Transcribe each entry below exactly. Pictures do not go in the copy.

++++ Information shown ++++

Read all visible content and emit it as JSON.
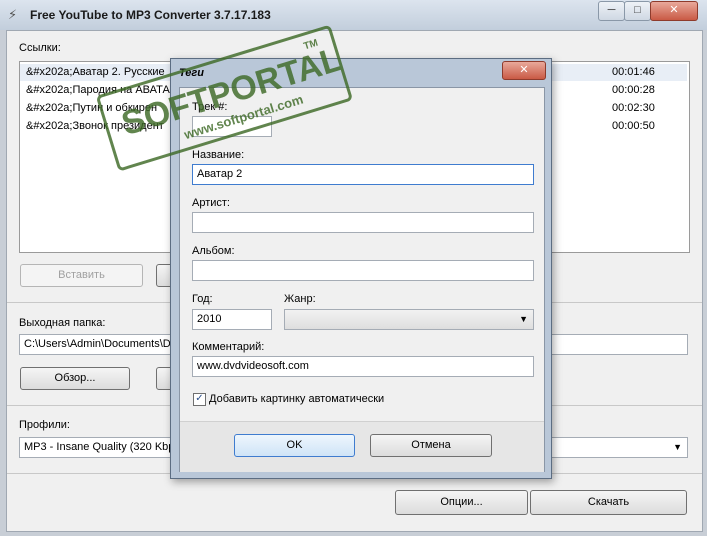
{
  "window": {
    "title": "Free YouTube to MP3 Converter 3.7.17.183",
    "minimize": "─",
    "maximize": "□",
    "close": "✕"
  },
  "links": {
    "label": "Ссылки:",
    "rows": [
      {
        "title": "&#x202a;Аватар 2. Русские",
        "duration": "00:01:46"
      },
      {
        "title": "&#x202a;Пародия на АВАТА",
        "duration": "00:00:28"
      },
      {
        "title": "&#x202a;Путин и обкирен",
        "duration": "00:02:30"
      },
      {
        "title": "&#x202a;Звонок президент",
        "duration": "00:00:50"
      }
    ],
    "paste_button": "Вставить"
  },
  "output": {
    "label": "Выходная папка:",
    "path": "C:\\Users\\Admin\\Documents\\DV",
    "browse_button": "Обзор..."
  },
  "profiles": {
    "label": "Профили:",
    "selected": "MP3 - Insane Quality (320 Kbps"
  },
  "footer": {
    "options_button": "Опции...",
    "download_button": "Скачать"
  },
  "dialog": {
    "title": "Теги",
    "close": "✕",
    "track_label": "Трек #:",
    "track_value": "",
    "name_label": "Название:",
    "name_value": "Аватар 2",
    "artist_label": "Артист:",
    "artist_value": "",
    "album_label": "Альбом:",
    "album_value": "",
    "year_label": "Год:",
    "year_value": "2010",
    "genre_label": "Жанр:",
    "genre_value": "",
    "comment_label": "Комментарий:",
    "comment_value": "www.dvdvideosoft.com",
    "auto_cover_label": "Добавить картинку автоматически",
    "auto_cover_checked": true,
    "ok_button": "OK",
    "cancel_button": "Отмена"
  },
  "watermark": {
    "brand": "SOFTPORTAL",
    "tm": "TM",
    "url": "www.softportal.com"
  }
}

++++

_Output of the task_.
Read all visible content and emit it as JSON.
{
  "window": {
    "title": "Free YouTube to MP3 Converter 3.7.17.183",
    "minimize": "─",
    "maximize": "□",
    "close": "✕"
  },
  "links": {
    "label": "Ссылки:",
    "rows": [
      {
        "title": "&#x202a;Аватар 2. Русские",
        "duration": "00:01:46"
      },
      {
        "title": "&#x202a;Пародия на АВАТА",
        "duration": "00:00:28"
      },
      {
        "title": "&#x202a;Путин и обкирен",
        "duration": "00:02:30"
      },
      {
        "title": "&#x202a;Звонок президент",
        "duration": "00:00:50"
      }
    ],
    "paste_button": "Вставить"
  },
  "output": {
    "label": "Выходная папка:",
    "path": "C:\\Users\\Admin\\Documents\\DV",
    "browse_button": "Обзор..."
  },
  "profiles": {
    "label": "Профили:",
    "selected": "MP3 - Insane Quality (320 Kbps"
  },
  "footer": {
    "options_button": "Опции...",
    "download_button": "Скачать"
  },
  "dialog": {
    "title": "Теги",
    "close": "✕",
    "track_label": "Трек #:",
    "track_value": "",
    "name_label": "Название:",
    "name_value": "Аватар 2",
    "artist_label": "Артист:",
    "artist_value": "",
    "album_label": "Альбом:",
    "album_value": "",
    "year_label": "Год:",
    "year_value": "2010",
    "genre_label": "Жанр:",
    "genre_value": "",
    "comment_label": "Комментарий:",
    "comment_value": "www.dvdvideosoft.com",
    "auto_cover_label": "Добавить картинку автоматически",
    "auto_cover_checked": true,
    "ok_button": "OK",
    "cancel_button": "Отмена"
  },
  "watermark": {
    "brand": "SOFTPORTAL",
    "tm": "TM",
    "url": "www.softportal.com"
  }
}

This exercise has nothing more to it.